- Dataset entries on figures
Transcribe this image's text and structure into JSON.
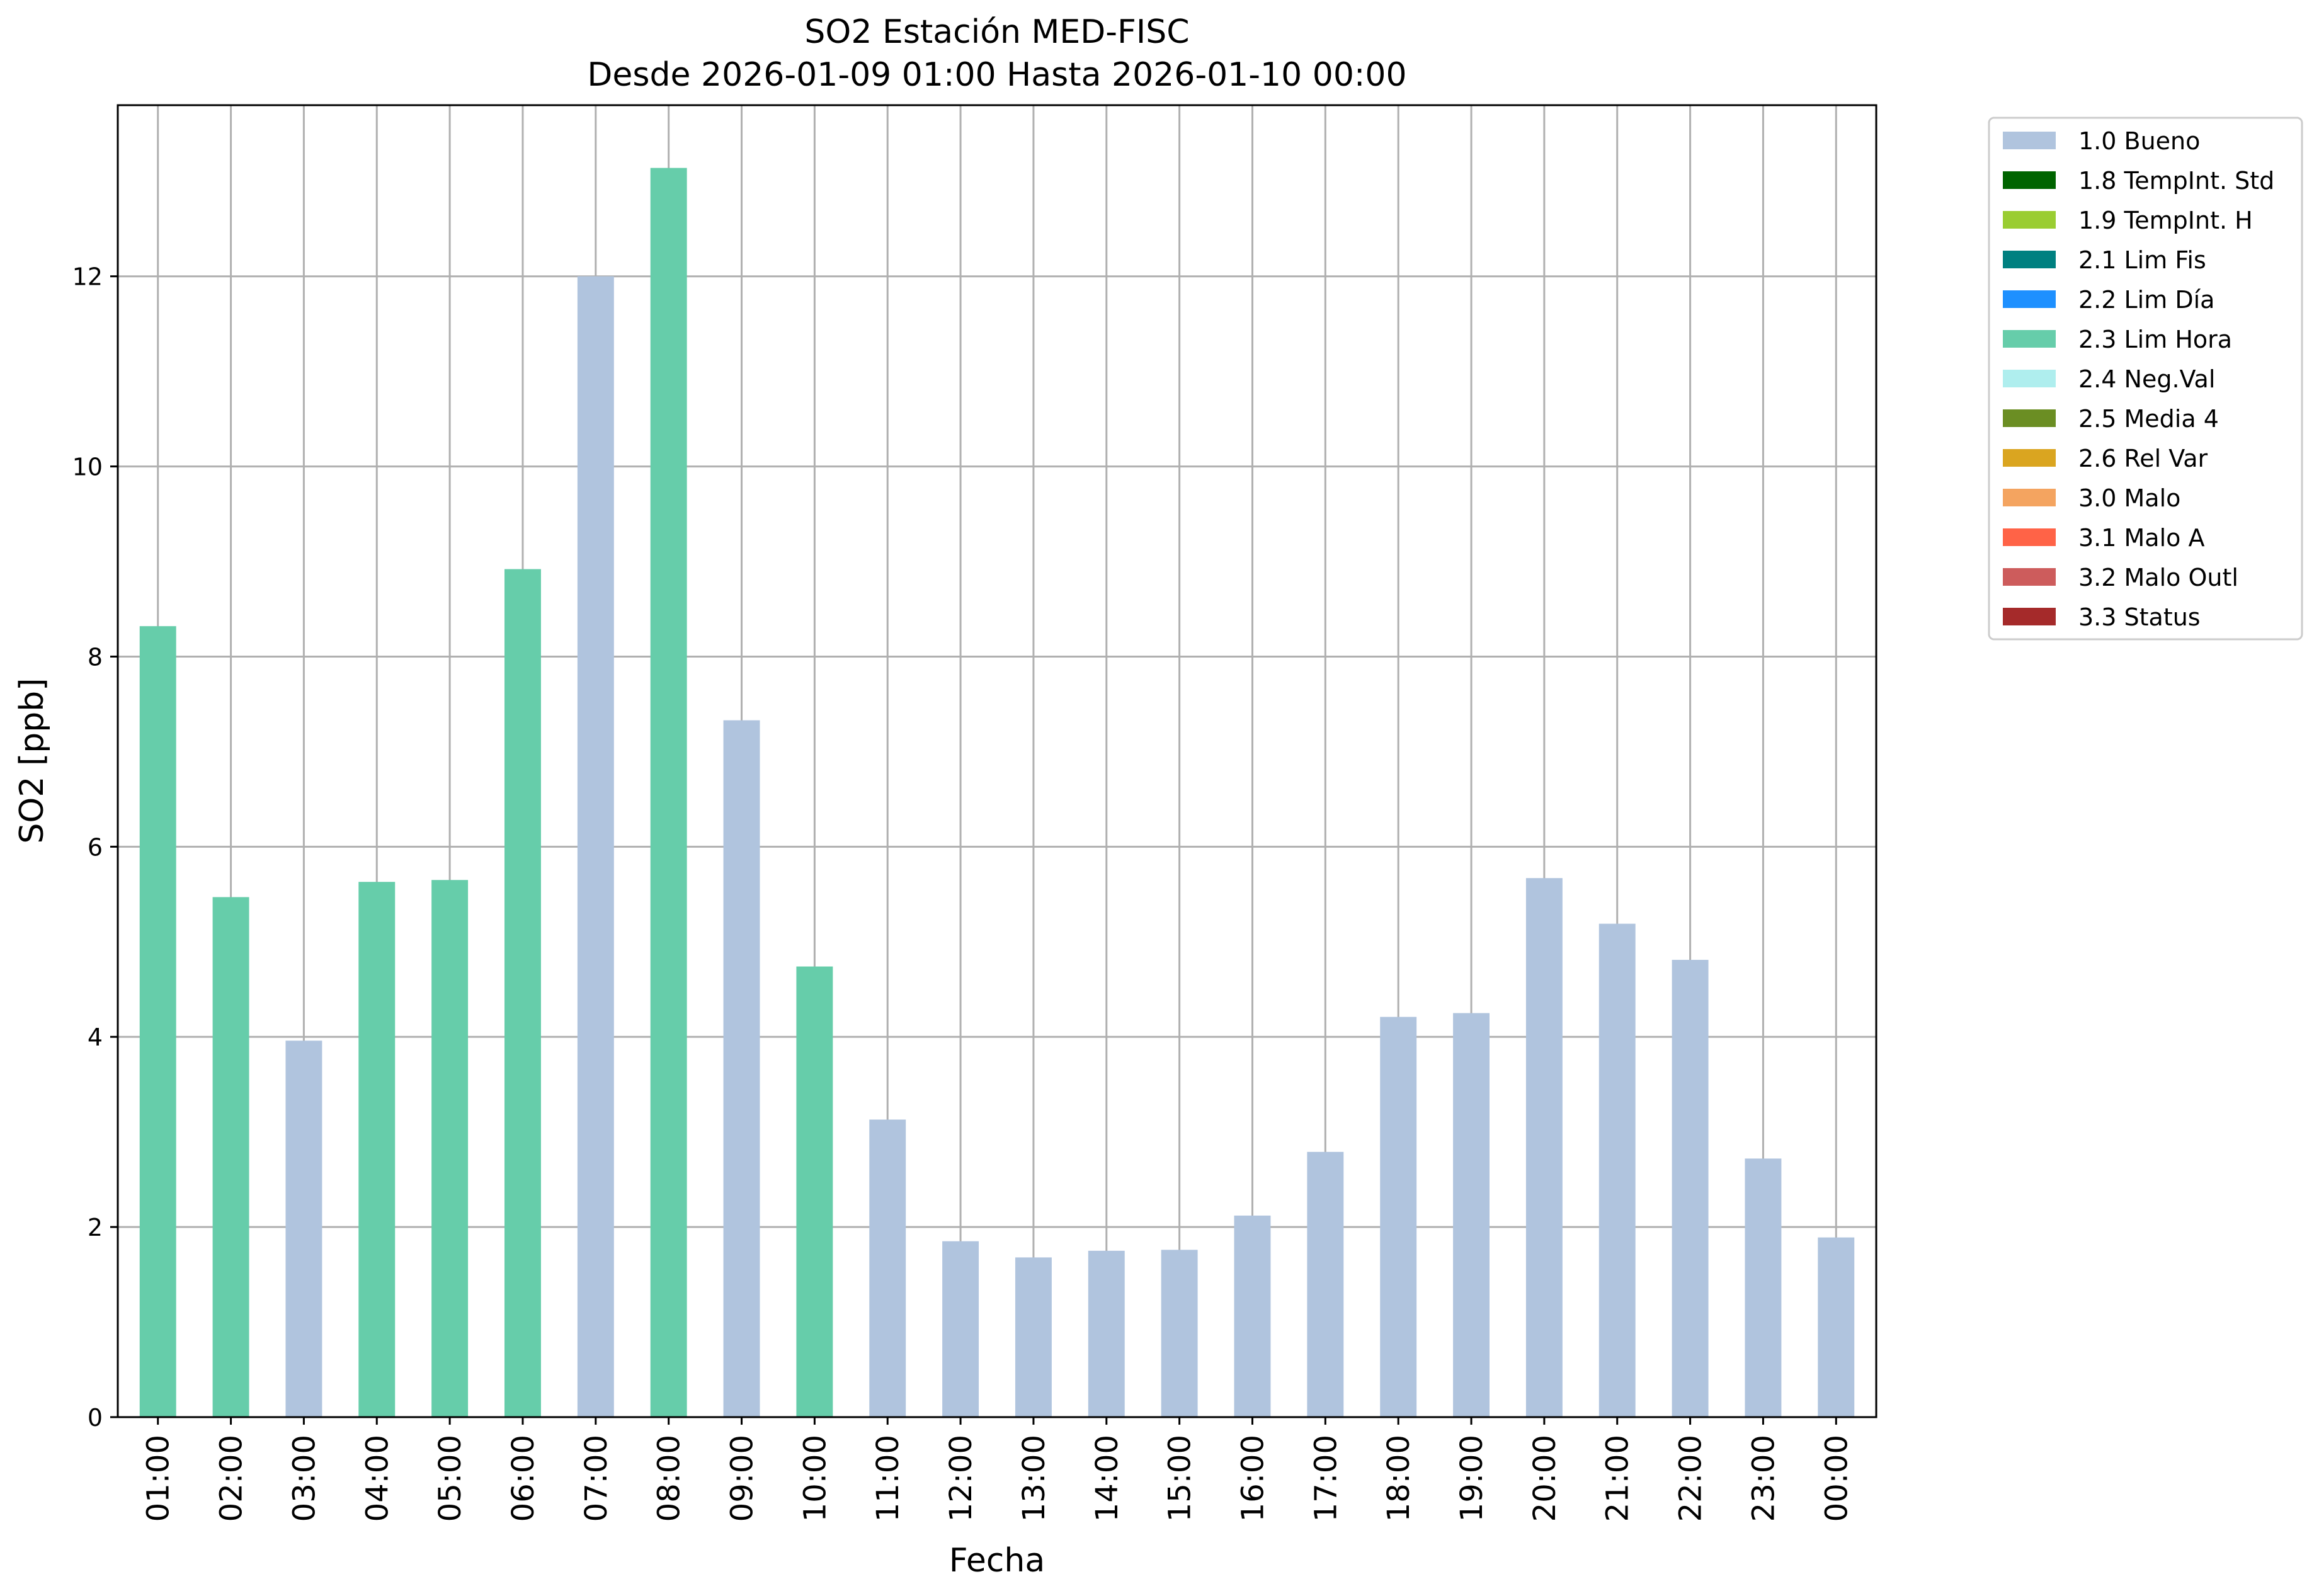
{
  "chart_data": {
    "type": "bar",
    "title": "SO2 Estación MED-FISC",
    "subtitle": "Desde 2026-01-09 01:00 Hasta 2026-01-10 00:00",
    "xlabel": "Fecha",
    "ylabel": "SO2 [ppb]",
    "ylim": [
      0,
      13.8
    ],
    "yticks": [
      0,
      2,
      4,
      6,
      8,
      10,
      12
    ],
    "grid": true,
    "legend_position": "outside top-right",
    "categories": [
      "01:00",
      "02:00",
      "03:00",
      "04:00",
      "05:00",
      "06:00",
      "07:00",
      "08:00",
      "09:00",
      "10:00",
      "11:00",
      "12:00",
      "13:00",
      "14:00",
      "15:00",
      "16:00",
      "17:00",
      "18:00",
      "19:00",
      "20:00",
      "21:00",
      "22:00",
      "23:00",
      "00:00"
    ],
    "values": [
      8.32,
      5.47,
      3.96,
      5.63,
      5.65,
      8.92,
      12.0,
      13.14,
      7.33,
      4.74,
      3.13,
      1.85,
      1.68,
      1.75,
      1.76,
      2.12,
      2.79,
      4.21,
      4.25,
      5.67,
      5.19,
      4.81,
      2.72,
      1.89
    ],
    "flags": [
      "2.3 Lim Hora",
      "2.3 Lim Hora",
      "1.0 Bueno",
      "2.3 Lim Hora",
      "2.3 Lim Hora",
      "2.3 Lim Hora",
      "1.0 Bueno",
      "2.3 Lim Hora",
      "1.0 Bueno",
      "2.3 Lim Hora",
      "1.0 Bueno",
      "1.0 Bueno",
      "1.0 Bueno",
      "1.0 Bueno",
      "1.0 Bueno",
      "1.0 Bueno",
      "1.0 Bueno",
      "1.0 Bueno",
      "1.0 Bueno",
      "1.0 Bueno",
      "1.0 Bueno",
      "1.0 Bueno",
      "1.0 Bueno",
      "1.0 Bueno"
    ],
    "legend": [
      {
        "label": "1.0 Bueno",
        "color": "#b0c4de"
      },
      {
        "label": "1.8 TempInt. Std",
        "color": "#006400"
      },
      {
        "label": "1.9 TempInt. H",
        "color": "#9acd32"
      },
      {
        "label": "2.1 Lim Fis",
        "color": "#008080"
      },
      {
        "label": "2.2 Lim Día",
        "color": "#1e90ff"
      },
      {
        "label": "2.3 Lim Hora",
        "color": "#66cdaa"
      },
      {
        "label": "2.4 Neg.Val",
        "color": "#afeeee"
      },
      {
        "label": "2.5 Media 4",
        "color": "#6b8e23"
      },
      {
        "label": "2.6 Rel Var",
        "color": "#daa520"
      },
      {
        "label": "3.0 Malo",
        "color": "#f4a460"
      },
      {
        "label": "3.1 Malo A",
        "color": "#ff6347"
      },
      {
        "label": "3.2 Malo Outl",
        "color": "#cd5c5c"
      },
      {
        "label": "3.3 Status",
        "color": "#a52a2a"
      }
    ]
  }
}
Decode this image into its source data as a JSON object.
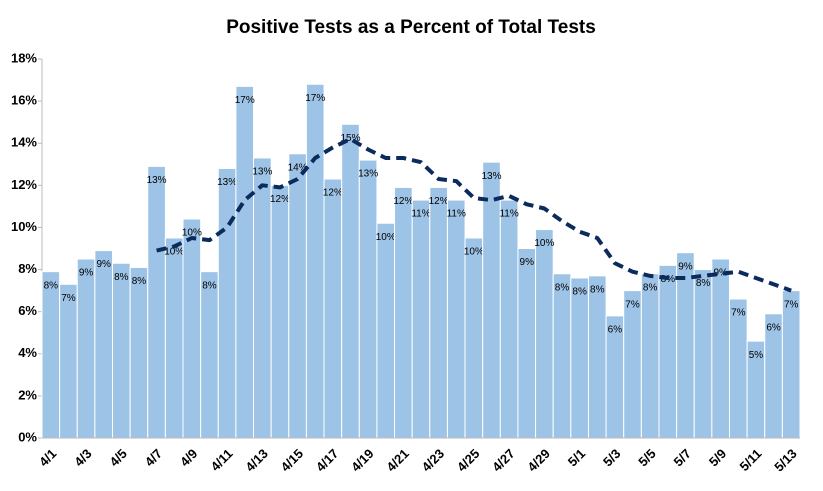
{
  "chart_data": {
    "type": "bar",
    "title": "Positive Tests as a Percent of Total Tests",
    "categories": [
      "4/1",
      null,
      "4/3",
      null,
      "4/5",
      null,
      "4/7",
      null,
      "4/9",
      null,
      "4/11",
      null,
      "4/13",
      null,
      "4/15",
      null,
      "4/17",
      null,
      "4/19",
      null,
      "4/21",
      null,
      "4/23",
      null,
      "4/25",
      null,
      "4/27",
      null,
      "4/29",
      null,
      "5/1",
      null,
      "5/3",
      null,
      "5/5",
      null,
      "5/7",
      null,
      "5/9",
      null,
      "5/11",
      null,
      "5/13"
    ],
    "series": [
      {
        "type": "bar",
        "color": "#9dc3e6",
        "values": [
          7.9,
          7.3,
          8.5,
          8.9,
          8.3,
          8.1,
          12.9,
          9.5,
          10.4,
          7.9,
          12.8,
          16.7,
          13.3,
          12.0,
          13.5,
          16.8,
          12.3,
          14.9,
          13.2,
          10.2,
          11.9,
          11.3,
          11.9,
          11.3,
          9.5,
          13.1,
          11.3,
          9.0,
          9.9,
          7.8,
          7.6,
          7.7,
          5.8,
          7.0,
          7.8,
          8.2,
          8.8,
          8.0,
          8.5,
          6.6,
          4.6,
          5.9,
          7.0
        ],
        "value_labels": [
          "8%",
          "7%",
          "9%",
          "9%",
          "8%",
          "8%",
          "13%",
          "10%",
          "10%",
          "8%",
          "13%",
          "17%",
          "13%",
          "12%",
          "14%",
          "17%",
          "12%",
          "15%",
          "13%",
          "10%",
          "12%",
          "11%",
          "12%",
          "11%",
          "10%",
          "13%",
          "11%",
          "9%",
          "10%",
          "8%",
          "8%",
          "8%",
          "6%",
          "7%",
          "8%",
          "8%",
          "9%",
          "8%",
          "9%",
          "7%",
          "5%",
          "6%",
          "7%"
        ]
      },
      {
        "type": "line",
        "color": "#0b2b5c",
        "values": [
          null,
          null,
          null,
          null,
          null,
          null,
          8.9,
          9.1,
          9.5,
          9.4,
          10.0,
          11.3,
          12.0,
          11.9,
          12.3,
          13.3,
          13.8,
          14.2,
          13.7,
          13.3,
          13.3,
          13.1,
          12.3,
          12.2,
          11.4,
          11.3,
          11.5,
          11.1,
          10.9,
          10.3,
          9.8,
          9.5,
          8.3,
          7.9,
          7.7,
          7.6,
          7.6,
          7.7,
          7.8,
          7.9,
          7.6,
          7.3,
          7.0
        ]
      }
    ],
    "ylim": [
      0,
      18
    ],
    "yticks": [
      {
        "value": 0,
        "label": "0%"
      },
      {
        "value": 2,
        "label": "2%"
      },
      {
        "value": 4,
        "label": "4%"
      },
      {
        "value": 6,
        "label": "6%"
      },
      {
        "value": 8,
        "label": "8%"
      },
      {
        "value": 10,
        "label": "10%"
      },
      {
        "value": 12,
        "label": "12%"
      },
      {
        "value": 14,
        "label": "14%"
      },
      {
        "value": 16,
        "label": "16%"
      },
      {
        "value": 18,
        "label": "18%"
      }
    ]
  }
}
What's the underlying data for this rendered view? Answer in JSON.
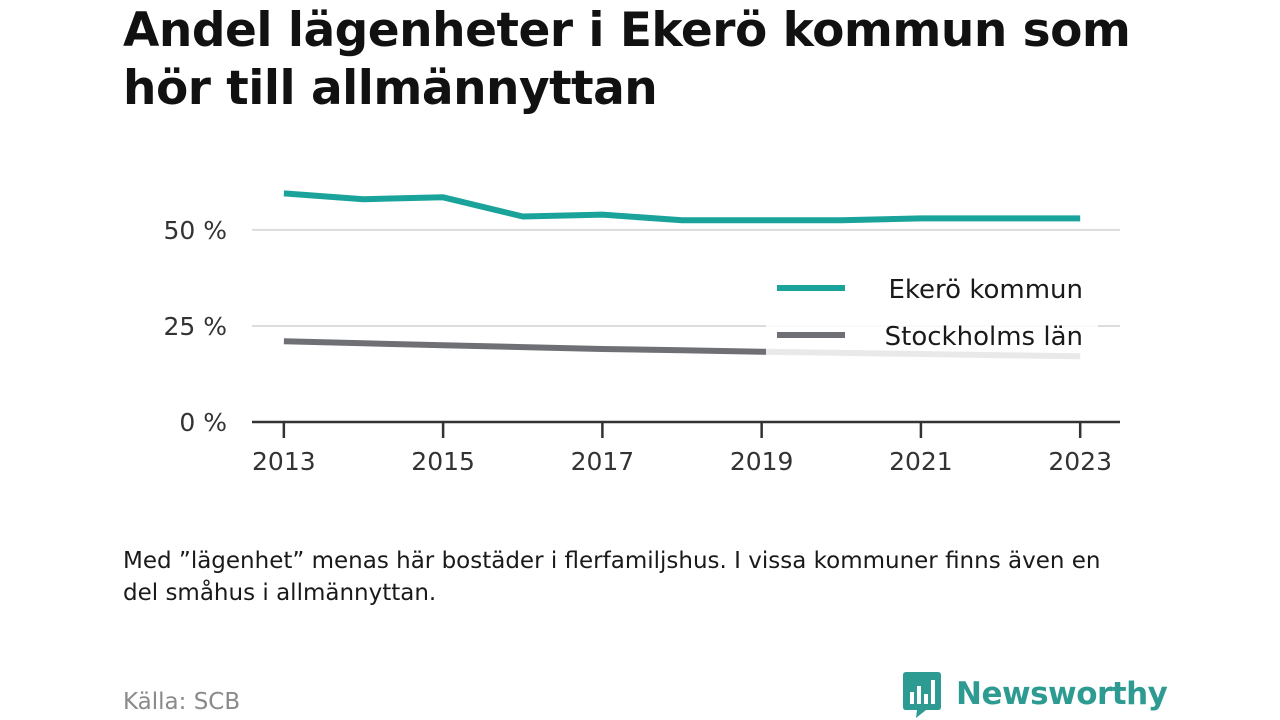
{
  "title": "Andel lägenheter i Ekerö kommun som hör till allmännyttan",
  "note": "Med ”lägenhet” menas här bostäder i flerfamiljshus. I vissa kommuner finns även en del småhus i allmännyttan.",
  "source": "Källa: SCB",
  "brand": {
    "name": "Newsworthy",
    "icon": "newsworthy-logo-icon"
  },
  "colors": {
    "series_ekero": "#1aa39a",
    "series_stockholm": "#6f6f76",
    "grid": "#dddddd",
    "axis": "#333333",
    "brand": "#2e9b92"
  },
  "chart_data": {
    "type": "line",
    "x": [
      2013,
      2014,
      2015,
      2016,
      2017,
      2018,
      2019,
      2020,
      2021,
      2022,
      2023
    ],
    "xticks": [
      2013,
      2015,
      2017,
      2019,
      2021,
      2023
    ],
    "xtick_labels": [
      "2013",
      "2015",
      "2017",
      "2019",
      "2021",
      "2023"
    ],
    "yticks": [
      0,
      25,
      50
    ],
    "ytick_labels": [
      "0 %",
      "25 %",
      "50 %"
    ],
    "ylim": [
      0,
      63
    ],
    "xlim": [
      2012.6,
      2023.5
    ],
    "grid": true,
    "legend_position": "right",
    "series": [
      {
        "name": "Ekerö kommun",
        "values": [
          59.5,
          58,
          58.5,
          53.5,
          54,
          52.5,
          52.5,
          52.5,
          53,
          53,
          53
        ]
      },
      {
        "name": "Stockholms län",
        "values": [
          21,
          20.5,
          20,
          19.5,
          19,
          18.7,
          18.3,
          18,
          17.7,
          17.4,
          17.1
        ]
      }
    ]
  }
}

- Exercise brief
Print all entries exactly. The images do not belong in the copy.

- In response
Transcribe this image's text and structure into JSON.
{
  "chart_data": {
    "type": "bar",
    "title": "SO2 Estación MED-FISC",
    "subtitle": "Desde 2026-01-09 01:00 Hasta 2026-01-10 00:00",
    "xlabel": "Fecha",
    "ylabel": "SO2 [ppb]",
    "ylim": [
      0,
      13.8
    ],
    "yticks": [
      0,
      2,
      4,
      6,
      8,
      10,
      12
    ],
    "grid": true,
    "legend_position": "outside top-right",
    "categories": [
      "01:00",
      "02:00",
      "03:00",
      "04:00",
      "05:00",
      "06:00",
      "07:00",
      "08:00",
      "09:00",
      "10:00",
      "11:00",
      "12:00",
      "13:00",
      "14:00",
      "15:00",
      "16:00",
      "17:00",
      "18:00",
      "19:00",
      "20:00",
      "21:00",
      "22:00",
      "23:00",
      "00:00"
    ],
    "values": [
      8.32,
      5.47,
      3.96,
      5.63,
      5.65,
      8.92,
      12.0,
      13.14,
      7.33,
      4.74,
      3.13,
      1.85,
      1.68,
      1.75,
      1.76,
      2.12,
      2.79,
      4.21,
      4.25,
      5.67,
      5.19,
      4.81,
      2.72,
      1.89
    ],
    "flags": [
      "2.3 Lim Hora",
      "2.3 Lim Hora",
      "1.0 Bueno",
      "2.3 Lim Hora",
      "2.3 Lim Hora",
      "2.3 Lim Hora",
      "1.0 Bueno",
      "2.3 Lim Hora",
      "1.0 Bueno",
      "2.3 Lim Hora",
      "1.0 Bueno",
      "1.0 Bueno",
      "1.0 Bueno",
      "1.0 Bueno",
      "1.0 Bueno",
      "1.0 Bueno",
      "1.0 Bueno",
      "1.0 Bueno",
      "1.0 Bueno",
      "1.0 Bueno",
      "1.0 Bueno",
      "1.0 Bueno",
      "1.0 Bueno",
      "1.0 Bueno"
    ],
    "legend": [
      {
        "label": "1.0 Bueno",
        "color": "#b0c4de"
      },
      {
        "label": "1.8 TempInt. Std",
        "color": "#006400"
      },
      {
        "label": "1.9 TempInt. H",
        "color": "#9acd32"
      },
      {
        "label": "2.1 Lim Fis",
        "color": "#008080"
      },
      {
        "label": "2.2 Lim Día",
        "color": "#1e90ff"
      },
      {
        "label": "2.3 Lim Hora",
        "color": "#66cdaa"
      },
      {
        "label": "2.4 Neg.Val",
        "color": "#afeeee"
      },
      {
        "label": "2.5 Media 4",
        "color": "#6b8e23"
      },
      {
        "label": "2.6 Rel Var",
        "color": "#daa520"
      },
      {
        "label": "3.0 Malo",
        "color": "#f4a460"
      },
      {
        "label": "3.1 Malo A",
        "color": "#ff6347"
      },
      {
        "label": "3.2 Malo Outl",
        "color": "#cd5c5c"
      },
      {
        "label": "3.3 Status",
        "color": "#a52a2a"
      }
    ]
  }
}
Decode this image into its source data as a JSON object.
{
  "chart_data": {
    "type": "bar",
    "title": "Positive Tests as a Percent of Total Tests",
    "categories": [
      "4/1",
      null,
      "4/3",
      null,
      "4/5",
      null,
      "4/7",
      null,
      "4/9",
      null,
      "4/11",
      null,
      "4/13",
      null,
      "4/15",
      null,
      "4/17",
      null,
      "4/19",
      null,
      "4/21",
      null,
      "4/23",
      null,
      "4/25",
      null,
      "4/27",
      null,
      "4/29",
      null,
      "5/1",
      null,
      "5/3",
      null,
      "5/5",
      null,
      "5/7",
      null,
      "5/9",
      null,
      "5/11",
      null,
      "5/13"
    ],
    "series": [
      {
        "type": "bar",
        "color": "#9dc3e6",
        "values": [
          7.9,
          7.3,
          8.5,
          8.9,
          8.3,
          8.1,
          12.9,
          9.5,
          10.4,
          7.9,
          12.8,
          16.7,
          13.3,
          12.0,
          13.5,
          16.8,
          12.3,
          14.9,
          13.2,
          10.2,
          11.9,
          11.3,
          11.9,
          11.3,
          9.5,
          13.1,
          11.3,
          9.0,
          9.9,
          7.8,
          7.6,
          7.7,
          5.8,
          7.0,
          7.8,
          8.2,
          8.8,
          8.0,
          8.5,
          6.6,
          4.6,
          5.9,
          7.0
        ],
        "value_labels": [
          "8%",
          "7%",
          "9%",
          "9%",
          "8%",
          "8%",
          "13%",
          "10%",
          "10%",
          "8%",
          "13%",
          "17%",
          "13%",
          "12%",
          "14%",
          "17%",
          "12%",
          "15%",
          "13%",
          "10%",
          "12%",
          "11%",
          "12%",
          "11%",
          "10%",
          "13%",
          "11%",
          "9%",
          "10%",
          "8%",
          "8%",
          "8%",
          "6%",
          "7%",
          "8%",
          "8%",
          "9%",
          "8%",
          "9%",
          "7%",
          "5%",
          "6%",
          "7%"
        ]
      },
      {
        "type": "line",
        "color": "#0b2b5c",
        "values": [
          null,
          null,
          null,
          null,
          null,
          null,
          8.9,
          9.1,
          9.5,
          9.4,
          10.0,
          11.3,
          12.0,
          11.9,
          12.3,
          13.3,
          13.8,
          14.2,
          13.7,
          13.3,
          13.3,
          13.1,
          12.3,
          12.2,
          11.4,
          11.3,
          11.5,
          11.1,
          10.9,
          10.3,
          9.8,
          9.5,
          8.3,
          7.9,
          7.7,
          7.6,
          7.6,
          7.7,
          7.8,
          7.9,
          7.6,
          7.3,
          7.0
        ]
      }
    ],
    "ylim": [
      0,
      18
    ],
    "yticks": [
      {
        "value": 0,
        "label": "0%"
      },
      {
        "value": 2,
        "label": "2%"
      },
      {
        "value": 4,
        "label": "4%"
      },
      {
        "value": 6,
        "label": "6%"
      },
      {
        "value": 8,
        "label": "8%"
      },
      {
        "value": 10,
        "label": "10%"
      },
      {
        "value": 12,
        "label": "12%"
      },
      {
        "value": 14,
        "label": "14%"
      },
      {
        "value": 16,
        "label": "16%"
      },
      {
        "value": 18,
        "label": "18%"
      }
    ]
  }
}
What's the underlying data for this rendered view? Answer in JSON.
{
  "title": "Andel lägenheter i Ekerö kommun som hör till allmännyttan",
  "note": "Med ”lägenhet” menas här bostäder i flerfamiljshus. I vissa kommuner finns även en del småhus i allmännyttan.",
  "source": "Källa: SCB",
  "brand": {
    "name": "Newsworthy",
    "icon": "newsworthy-logo-icon"
  },
  "colors": {
    "series_ekero": "#1aa39a",
    "series_stockholm": "#6f6f76",
    "grid": "#dddddd",
    "axis": "#333333",
    "brand": "#2e9b92"
  },
  "chart_data": {
    "type": "line",
    "x": [
      2013,
      2014,
      2015,
      2016,
      2017,
      2018,
      2019,
      2020,
      2021,
      2022,
      2023
    ],
    "xticks": [
      2013,
      2015,
      2017,
      2019,
      2021,
      2023
    ],
    "xtick_labels": [
      "2013",
      "2015",
      "2017",
      "2019",
      "2021",
      "2023"
    ],
    "yticks": [
      0,
      25,
      50
    ],
    "ytick_labels": [
      "0 %",
      "25 %",
      "50 %"
    ],
    "ylim": [
      0,
      63
    ],
    "xlim": [
      2012.6,
      2023.5
    ],
    "grid": true,
    "legend_position": "right",
    "series": [
      {
        "name": "Ekerö kommun",
        "values": [
          59.5,
          58,
          58.5,
          53.5,
          54,
          52.5,
          52.5,
          52.5,
          53,
          53,
          53
        ]
      },
      {
        "name": "Stockholms län",
        "values": [
          21,
          20.5,
          20,
          19.5,
          19,
          18.7,
          18.3,
          18,
          17.7,
          17.4,
          17.1
        ]
      }
    ]
  }
}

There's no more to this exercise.